#### Data rows
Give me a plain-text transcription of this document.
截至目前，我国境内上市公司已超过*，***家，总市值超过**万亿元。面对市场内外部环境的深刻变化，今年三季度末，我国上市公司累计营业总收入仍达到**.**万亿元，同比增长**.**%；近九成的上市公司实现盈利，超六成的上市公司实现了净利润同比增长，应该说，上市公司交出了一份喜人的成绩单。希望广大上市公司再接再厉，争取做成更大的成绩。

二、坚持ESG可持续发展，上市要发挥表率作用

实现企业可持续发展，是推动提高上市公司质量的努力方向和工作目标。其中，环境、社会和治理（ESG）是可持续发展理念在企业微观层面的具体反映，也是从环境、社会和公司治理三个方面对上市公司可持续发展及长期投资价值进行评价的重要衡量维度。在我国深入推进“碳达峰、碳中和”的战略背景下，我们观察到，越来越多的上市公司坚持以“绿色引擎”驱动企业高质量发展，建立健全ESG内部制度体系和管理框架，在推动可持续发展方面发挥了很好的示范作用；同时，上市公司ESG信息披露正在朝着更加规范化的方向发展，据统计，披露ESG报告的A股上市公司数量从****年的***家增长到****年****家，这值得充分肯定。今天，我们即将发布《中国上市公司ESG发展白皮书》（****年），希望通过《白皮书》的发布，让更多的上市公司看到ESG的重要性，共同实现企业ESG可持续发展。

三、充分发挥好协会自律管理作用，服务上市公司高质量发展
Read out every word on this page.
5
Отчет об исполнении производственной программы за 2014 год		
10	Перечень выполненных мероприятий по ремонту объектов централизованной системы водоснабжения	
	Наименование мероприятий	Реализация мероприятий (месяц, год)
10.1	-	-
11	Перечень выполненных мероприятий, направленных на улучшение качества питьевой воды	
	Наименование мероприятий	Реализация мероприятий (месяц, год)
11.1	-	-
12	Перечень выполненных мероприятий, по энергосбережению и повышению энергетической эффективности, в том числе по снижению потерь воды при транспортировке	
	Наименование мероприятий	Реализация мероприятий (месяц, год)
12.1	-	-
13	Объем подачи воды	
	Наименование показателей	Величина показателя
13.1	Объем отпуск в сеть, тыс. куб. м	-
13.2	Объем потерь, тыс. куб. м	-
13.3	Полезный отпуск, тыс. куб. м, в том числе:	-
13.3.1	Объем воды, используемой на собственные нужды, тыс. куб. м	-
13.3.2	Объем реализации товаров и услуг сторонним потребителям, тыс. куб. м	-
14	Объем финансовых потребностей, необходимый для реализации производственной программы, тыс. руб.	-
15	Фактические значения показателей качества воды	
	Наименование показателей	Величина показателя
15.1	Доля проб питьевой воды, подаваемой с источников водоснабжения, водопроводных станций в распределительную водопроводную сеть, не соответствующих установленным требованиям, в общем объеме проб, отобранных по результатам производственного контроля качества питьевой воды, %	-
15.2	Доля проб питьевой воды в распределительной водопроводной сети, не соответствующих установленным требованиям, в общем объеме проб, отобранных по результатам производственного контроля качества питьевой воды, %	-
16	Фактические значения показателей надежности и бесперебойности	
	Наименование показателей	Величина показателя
########
• **Given instruction**: Identify and copy all lines with the word "выполненных".

• **Output of the task**:
10	Перечень выполненных мероприятий по ремонту объектов централизованной системы водоснабжения	
11	Перечень выполненных мероприятий, направленных на улучшение качества питьевой воды	
12	Перечень выполненных мероприятий, по энергосбережению и повышению энергетической эффективности, в том числе по снижению потерь воды при транспортировке	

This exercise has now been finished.